### SOURCE RECORDS
>>>>>
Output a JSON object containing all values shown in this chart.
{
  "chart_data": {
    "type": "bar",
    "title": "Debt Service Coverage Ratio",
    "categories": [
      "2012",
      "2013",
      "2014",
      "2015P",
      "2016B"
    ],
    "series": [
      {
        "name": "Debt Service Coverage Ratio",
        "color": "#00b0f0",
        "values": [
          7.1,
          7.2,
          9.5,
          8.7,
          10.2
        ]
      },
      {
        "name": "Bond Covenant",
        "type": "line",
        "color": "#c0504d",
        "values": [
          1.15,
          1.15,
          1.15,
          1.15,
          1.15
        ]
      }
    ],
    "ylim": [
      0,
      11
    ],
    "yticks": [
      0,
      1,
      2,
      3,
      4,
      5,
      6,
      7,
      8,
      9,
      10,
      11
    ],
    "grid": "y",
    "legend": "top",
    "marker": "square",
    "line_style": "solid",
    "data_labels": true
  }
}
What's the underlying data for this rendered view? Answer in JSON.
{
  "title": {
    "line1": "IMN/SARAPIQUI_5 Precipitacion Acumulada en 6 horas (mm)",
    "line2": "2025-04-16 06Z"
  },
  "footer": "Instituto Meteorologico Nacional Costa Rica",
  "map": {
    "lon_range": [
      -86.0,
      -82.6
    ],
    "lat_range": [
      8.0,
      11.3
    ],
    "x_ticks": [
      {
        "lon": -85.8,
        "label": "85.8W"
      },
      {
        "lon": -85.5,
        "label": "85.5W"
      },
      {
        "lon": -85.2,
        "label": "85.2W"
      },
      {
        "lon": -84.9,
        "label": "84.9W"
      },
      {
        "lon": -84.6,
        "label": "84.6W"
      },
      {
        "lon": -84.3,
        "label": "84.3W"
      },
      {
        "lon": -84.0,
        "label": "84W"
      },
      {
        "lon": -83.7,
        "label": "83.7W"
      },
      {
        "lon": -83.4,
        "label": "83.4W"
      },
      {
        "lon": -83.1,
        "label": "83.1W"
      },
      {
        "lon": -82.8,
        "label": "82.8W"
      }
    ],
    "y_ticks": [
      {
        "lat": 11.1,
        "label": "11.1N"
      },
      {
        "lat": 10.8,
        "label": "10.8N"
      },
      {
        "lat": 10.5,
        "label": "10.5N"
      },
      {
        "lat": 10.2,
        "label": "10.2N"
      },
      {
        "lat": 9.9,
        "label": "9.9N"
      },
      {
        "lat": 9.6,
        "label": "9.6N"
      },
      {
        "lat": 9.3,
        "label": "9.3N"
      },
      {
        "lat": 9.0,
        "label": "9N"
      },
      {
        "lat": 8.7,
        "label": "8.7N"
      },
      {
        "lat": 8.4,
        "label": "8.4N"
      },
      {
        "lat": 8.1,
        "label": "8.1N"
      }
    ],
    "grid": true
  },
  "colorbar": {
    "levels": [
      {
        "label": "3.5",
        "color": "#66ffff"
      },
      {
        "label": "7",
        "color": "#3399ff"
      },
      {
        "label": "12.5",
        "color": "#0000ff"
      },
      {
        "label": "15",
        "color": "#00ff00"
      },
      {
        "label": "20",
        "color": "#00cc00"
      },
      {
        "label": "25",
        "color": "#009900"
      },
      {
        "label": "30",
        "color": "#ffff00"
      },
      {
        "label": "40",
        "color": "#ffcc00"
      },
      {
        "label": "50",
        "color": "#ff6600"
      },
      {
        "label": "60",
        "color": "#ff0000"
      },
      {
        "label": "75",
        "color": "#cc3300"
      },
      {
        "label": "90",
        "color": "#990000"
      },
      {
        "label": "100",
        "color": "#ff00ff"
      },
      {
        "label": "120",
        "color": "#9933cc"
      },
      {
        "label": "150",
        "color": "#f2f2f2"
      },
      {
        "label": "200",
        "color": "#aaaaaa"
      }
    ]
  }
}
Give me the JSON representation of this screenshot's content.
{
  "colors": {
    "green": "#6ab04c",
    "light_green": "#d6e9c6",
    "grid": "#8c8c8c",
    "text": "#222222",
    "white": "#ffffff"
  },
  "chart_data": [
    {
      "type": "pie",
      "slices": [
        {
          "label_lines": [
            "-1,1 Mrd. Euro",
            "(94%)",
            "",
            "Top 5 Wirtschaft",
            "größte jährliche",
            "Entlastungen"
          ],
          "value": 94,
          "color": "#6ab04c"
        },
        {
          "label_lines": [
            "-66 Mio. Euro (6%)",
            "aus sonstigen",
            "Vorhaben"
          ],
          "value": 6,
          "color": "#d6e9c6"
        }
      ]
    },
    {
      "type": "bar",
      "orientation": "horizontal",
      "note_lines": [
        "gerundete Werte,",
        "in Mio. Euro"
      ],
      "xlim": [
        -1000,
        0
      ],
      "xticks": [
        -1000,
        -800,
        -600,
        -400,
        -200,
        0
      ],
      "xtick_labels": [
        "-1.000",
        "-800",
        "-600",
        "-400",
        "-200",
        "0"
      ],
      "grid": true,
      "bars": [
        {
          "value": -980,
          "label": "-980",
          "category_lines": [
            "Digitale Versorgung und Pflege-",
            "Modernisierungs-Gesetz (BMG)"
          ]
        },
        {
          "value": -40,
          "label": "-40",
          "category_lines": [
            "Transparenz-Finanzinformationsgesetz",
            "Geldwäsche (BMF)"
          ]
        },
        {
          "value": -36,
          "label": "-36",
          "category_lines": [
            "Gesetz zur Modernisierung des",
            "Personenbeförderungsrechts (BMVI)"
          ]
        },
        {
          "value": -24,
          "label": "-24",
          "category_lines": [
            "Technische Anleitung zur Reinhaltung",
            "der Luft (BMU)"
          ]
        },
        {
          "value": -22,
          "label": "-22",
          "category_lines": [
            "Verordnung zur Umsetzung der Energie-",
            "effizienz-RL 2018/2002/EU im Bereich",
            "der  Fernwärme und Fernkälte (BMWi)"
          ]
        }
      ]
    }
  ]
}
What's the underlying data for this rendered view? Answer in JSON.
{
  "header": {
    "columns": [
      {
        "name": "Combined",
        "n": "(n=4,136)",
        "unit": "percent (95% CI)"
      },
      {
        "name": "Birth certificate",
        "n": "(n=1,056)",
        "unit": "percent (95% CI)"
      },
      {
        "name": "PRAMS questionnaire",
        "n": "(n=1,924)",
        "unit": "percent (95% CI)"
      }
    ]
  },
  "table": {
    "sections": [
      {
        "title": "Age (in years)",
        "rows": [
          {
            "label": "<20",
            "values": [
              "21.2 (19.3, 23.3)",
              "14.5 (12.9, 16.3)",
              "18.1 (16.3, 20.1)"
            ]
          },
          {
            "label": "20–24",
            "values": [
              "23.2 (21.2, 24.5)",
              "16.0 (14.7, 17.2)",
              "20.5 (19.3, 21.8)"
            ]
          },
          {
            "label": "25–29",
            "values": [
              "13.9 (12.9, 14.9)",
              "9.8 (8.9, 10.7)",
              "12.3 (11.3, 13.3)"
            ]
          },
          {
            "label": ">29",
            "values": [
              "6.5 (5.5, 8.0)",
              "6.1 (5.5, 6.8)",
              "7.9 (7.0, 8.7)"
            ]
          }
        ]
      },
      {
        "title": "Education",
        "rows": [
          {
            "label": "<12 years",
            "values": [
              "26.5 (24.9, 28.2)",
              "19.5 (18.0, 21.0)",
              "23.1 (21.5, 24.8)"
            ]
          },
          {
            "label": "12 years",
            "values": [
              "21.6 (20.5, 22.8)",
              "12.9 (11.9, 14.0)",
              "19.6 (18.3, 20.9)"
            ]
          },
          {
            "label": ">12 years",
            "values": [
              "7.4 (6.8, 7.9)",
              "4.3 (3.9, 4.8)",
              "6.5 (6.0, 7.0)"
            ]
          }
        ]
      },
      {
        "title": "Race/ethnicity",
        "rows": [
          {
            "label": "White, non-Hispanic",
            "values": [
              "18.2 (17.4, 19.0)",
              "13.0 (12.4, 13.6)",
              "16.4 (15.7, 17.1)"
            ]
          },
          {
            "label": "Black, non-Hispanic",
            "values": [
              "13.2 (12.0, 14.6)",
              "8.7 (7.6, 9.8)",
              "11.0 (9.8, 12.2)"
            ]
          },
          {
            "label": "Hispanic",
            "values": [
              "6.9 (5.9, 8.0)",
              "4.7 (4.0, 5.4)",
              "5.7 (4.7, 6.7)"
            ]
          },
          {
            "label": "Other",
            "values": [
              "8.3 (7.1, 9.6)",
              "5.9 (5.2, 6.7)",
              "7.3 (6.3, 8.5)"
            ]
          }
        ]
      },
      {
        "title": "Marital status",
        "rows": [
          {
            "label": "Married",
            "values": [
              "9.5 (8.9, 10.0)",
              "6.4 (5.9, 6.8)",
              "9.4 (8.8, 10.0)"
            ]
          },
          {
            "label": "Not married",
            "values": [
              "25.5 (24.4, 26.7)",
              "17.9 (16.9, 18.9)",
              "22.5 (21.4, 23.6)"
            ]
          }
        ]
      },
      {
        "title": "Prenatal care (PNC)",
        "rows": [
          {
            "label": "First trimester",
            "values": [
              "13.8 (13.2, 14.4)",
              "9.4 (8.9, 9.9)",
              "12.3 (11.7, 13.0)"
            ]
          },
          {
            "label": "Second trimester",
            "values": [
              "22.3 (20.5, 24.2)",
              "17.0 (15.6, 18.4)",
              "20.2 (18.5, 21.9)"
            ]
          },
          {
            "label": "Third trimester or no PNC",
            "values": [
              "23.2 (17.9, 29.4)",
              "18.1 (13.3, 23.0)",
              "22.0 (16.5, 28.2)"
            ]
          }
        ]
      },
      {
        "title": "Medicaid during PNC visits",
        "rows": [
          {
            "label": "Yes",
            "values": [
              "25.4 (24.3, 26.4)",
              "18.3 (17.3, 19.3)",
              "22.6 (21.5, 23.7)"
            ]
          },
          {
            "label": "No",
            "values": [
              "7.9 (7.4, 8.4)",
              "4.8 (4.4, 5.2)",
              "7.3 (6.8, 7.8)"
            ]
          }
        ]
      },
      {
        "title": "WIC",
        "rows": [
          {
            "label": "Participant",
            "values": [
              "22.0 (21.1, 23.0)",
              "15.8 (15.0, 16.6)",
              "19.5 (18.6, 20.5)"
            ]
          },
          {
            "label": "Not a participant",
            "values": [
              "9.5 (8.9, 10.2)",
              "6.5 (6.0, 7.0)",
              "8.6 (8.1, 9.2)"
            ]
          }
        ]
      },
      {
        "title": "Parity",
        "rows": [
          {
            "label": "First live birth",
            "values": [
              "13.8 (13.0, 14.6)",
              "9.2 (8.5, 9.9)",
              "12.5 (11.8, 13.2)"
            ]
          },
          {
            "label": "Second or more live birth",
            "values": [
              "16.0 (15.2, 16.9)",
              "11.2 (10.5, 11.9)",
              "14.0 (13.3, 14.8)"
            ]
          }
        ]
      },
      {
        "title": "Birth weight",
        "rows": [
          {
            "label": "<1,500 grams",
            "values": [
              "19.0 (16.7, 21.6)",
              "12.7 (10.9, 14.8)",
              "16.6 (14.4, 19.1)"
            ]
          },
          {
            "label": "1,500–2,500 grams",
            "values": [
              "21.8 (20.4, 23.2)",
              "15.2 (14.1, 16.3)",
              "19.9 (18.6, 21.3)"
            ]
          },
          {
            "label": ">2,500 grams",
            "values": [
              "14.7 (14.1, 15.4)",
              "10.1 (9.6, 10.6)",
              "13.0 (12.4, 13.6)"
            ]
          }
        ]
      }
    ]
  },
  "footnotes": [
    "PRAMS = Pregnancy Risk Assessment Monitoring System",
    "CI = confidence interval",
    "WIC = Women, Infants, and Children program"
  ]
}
<<<<<
### EXERCISE PROMPT
Keep only the lines that hold the string "this", and copy them out.

### EXERCISE ANSWER
Output a JSON object containing all values shown in this chart.
What's the underlying data for this rendered view? Answer in JSON.
Give me the JSON representation of this screenshot's content.
What's the underlying data for this rendered view? Answer in JSON.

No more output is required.